╭─ Supplied records

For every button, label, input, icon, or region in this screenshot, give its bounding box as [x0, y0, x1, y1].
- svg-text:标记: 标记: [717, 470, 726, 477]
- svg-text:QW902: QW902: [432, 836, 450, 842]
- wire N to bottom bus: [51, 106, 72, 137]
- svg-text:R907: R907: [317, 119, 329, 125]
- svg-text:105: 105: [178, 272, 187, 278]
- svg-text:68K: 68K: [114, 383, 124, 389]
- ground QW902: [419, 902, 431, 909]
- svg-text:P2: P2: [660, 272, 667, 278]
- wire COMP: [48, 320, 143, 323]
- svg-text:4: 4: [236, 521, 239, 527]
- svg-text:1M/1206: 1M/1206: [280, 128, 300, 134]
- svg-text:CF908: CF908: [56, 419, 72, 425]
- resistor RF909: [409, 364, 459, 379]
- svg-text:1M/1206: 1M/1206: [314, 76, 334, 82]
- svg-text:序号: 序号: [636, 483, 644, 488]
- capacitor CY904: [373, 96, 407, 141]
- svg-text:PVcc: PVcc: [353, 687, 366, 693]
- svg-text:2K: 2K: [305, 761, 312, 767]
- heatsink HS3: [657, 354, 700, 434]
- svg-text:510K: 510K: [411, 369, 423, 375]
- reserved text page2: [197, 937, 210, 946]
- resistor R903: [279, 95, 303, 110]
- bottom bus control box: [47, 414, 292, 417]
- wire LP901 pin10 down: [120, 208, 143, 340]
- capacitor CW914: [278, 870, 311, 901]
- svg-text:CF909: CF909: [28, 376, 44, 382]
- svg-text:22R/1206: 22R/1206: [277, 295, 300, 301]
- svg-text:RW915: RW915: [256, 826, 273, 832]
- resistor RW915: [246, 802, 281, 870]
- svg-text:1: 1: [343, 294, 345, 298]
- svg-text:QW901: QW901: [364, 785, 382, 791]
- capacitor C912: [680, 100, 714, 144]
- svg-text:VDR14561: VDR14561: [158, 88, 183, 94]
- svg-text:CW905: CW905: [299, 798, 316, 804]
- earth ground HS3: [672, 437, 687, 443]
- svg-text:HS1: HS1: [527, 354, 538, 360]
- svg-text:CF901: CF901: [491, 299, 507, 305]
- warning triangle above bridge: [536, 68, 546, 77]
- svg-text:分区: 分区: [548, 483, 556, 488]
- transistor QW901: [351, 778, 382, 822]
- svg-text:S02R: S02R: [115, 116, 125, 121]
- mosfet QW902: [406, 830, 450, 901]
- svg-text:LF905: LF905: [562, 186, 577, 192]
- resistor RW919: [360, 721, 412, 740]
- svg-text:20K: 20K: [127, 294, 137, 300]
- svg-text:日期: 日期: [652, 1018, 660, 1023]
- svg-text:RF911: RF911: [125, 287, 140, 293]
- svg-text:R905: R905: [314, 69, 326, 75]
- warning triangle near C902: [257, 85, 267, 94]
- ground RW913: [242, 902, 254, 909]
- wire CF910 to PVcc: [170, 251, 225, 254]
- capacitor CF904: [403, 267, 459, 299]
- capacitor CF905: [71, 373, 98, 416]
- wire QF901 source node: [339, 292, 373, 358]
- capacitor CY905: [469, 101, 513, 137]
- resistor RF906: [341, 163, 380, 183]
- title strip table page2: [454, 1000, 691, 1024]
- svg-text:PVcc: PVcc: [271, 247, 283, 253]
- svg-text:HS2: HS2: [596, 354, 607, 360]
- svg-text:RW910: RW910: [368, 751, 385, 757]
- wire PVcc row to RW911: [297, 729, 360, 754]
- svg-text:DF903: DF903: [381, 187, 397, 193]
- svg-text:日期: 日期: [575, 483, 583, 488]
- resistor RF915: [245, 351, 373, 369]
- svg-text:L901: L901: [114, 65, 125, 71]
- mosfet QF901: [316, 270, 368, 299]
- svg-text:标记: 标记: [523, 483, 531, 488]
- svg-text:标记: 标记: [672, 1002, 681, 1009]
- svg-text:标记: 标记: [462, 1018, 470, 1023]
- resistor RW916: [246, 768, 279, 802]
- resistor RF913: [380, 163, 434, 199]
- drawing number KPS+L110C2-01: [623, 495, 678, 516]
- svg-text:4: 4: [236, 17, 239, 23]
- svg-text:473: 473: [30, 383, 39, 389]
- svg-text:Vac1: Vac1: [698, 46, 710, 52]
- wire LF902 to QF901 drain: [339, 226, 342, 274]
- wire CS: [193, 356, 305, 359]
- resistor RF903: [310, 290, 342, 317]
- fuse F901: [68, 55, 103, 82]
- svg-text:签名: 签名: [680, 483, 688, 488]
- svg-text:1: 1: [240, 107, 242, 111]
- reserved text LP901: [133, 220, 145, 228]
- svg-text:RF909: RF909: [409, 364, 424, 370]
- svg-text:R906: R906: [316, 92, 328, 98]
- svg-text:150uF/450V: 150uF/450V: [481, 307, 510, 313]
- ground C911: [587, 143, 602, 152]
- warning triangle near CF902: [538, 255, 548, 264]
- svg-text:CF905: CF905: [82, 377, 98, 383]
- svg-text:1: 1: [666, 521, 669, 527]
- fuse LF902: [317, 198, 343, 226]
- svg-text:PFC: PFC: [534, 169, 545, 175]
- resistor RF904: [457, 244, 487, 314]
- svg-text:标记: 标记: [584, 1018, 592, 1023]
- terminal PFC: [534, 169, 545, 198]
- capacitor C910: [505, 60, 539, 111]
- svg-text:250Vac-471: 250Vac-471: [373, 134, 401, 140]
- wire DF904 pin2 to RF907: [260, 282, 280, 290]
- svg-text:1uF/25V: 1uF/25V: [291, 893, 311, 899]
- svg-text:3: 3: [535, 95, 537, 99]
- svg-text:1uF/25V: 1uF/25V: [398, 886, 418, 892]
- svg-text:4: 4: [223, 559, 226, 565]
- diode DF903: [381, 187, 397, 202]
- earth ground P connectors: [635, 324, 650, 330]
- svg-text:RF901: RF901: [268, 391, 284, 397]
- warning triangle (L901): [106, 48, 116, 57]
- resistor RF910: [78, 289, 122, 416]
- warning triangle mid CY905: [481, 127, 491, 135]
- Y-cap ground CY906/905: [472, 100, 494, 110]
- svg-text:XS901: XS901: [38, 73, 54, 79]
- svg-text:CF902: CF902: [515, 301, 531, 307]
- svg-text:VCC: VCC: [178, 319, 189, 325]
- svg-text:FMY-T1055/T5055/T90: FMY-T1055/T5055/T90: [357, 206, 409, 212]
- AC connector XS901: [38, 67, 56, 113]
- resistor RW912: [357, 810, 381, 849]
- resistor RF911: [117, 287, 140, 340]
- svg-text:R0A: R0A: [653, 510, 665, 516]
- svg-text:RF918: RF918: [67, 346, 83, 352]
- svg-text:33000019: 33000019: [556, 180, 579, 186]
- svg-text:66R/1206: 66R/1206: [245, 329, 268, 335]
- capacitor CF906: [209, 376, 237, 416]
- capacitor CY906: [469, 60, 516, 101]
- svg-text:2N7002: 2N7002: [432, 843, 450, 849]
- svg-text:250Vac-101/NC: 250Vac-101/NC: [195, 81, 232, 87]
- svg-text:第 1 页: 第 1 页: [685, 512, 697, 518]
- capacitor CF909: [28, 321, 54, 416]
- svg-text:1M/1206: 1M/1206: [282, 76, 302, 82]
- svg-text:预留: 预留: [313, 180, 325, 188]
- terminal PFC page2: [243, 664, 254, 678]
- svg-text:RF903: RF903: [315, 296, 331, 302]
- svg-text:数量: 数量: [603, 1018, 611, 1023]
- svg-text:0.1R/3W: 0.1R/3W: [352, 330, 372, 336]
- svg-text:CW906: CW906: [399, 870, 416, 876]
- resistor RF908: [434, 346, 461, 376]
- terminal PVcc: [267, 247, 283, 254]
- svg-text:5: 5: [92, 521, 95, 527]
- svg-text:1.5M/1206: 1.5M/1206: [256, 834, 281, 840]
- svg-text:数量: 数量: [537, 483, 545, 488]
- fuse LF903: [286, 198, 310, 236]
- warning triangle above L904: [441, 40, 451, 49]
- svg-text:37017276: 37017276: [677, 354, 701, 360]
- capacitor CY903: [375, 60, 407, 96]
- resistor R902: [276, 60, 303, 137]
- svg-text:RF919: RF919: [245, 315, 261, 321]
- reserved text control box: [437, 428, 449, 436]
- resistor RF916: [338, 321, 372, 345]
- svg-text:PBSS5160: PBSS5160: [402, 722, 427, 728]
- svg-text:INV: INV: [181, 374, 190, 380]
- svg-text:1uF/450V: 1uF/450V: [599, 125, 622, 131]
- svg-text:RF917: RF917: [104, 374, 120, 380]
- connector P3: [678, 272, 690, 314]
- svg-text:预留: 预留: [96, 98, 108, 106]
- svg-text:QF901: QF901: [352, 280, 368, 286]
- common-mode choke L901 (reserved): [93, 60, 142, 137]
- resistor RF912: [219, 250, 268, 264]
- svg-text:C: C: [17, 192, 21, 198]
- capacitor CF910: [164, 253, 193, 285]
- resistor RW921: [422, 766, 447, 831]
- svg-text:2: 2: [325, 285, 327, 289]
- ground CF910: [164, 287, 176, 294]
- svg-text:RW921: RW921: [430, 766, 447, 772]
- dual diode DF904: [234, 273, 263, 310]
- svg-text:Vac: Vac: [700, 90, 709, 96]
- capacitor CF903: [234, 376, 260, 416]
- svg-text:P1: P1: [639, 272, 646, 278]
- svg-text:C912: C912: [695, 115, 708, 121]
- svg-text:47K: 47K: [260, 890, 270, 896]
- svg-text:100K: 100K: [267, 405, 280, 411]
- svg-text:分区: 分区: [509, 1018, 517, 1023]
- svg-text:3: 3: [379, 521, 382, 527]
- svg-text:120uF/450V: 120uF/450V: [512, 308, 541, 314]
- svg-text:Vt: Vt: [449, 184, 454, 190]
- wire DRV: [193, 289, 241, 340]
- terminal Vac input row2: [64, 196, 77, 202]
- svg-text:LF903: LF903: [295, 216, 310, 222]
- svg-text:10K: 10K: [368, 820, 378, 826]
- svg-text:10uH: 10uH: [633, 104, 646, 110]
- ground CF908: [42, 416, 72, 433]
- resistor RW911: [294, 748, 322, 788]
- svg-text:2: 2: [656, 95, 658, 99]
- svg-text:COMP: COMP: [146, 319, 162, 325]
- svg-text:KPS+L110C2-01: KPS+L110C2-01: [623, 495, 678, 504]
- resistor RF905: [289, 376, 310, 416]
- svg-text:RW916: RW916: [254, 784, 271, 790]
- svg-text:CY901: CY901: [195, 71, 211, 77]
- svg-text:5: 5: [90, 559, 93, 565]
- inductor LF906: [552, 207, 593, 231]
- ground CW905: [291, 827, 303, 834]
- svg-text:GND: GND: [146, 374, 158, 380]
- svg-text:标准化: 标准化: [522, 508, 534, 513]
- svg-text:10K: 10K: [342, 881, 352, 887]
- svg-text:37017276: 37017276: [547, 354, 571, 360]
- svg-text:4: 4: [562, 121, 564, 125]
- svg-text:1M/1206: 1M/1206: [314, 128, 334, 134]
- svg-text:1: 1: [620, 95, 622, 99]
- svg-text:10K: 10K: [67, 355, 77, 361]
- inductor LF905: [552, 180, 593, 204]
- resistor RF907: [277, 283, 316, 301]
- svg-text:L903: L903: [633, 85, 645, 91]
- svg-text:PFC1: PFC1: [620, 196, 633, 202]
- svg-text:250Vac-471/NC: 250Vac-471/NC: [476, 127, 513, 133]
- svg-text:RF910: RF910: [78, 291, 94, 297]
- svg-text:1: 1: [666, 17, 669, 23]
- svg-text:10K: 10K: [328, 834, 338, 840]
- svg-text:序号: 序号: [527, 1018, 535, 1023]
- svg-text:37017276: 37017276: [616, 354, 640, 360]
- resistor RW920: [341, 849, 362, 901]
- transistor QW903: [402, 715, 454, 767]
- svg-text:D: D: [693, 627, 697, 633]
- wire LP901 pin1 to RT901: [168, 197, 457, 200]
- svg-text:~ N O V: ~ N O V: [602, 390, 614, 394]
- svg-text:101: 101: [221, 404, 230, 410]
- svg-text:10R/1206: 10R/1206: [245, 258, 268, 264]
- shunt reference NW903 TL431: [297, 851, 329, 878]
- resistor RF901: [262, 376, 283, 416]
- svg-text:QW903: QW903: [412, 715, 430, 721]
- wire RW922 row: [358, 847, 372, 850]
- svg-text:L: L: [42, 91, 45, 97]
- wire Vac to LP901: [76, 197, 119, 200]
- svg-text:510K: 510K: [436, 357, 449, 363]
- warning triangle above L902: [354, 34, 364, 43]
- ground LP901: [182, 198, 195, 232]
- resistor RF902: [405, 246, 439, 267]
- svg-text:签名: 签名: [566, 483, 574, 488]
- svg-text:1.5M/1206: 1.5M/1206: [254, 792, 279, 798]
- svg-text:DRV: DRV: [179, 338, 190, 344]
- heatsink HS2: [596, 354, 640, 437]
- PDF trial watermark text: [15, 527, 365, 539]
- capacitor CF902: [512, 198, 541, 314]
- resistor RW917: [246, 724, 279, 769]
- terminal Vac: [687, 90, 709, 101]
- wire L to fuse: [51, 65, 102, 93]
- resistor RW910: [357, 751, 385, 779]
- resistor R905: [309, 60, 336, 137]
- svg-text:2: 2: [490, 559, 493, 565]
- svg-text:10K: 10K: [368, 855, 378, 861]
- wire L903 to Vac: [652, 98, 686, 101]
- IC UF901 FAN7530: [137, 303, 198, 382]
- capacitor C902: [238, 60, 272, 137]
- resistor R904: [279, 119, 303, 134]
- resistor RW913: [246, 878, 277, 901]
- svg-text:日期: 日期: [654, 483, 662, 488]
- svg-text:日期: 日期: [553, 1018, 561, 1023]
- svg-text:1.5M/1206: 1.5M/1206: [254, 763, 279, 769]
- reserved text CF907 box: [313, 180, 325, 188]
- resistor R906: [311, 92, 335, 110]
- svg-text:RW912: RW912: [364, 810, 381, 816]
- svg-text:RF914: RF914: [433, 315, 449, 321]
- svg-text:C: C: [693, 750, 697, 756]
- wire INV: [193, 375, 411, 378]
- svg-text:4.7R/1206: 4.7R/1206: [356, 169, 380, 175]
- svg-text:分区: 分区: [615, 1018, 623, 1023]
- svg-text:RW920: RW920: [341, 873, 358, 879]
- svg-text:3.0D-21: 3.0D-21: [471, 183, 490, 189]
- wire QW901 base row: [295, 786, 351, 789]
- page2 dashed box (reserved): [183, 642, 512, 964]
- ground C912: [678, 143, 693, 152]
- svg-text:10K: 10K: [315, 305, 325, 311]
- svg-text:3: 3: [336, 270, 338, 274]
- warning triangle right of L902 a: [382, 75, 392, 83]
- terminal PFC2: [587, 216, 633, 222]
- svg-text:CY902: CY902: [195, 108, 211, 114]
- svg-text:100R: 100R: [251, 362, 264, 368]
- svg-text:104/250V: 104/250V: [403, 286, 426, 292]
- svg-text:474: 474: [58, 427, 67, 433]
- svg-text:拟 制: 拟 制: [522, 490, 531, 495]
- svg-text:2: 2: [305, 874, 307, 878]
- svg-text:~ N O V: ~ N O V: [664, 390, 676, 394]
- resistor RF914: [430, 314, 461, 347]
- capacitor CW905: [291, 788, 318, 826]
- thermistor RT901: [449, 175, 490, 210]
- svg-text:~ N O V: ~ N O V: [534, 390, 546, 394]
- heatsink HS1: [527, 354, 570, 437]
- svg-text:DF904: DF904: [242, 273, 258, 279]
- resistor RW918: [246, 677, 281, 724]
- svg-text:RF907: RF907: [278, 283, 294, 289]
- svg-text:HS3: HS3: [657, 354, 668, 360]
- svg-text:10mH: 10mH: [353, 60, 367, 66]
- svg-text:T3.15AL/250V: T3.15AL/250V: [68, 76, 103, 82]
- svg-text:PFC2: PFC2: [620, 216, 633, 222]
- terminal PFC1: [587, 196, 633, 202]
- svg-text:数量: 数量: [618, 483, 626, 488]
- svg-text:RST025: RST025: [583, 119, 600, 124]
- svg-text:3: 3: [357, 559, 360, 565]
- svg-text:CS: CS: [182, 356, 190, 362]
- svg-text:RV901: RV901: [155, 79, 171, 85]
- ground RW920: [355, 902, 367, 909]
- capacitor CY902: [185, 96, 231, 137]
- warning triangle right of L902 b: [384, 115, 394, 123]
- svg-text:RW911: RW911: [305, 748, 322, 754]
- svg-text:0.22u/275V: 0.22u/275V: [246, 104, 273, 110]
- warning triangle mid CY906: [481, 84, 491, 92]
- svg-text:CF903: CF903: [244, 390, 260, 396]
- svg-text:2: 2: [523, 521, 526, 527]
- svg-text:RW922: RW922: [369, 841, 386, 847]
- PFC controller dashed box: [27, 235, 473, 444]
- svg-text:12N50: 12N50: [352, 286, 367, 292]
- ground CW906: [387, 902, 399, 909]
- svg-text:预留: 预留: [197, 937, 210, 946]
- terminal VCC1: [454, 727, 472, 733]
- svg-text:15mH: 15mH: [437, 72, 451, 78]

╰─

Exercise aim → Extract each line of the items above that contains the string "transistor". Case counts.

Written solution →
- transistor QW901: [351, 778, 382, 822]
- transistor QW903: [402, 715, 454, 767]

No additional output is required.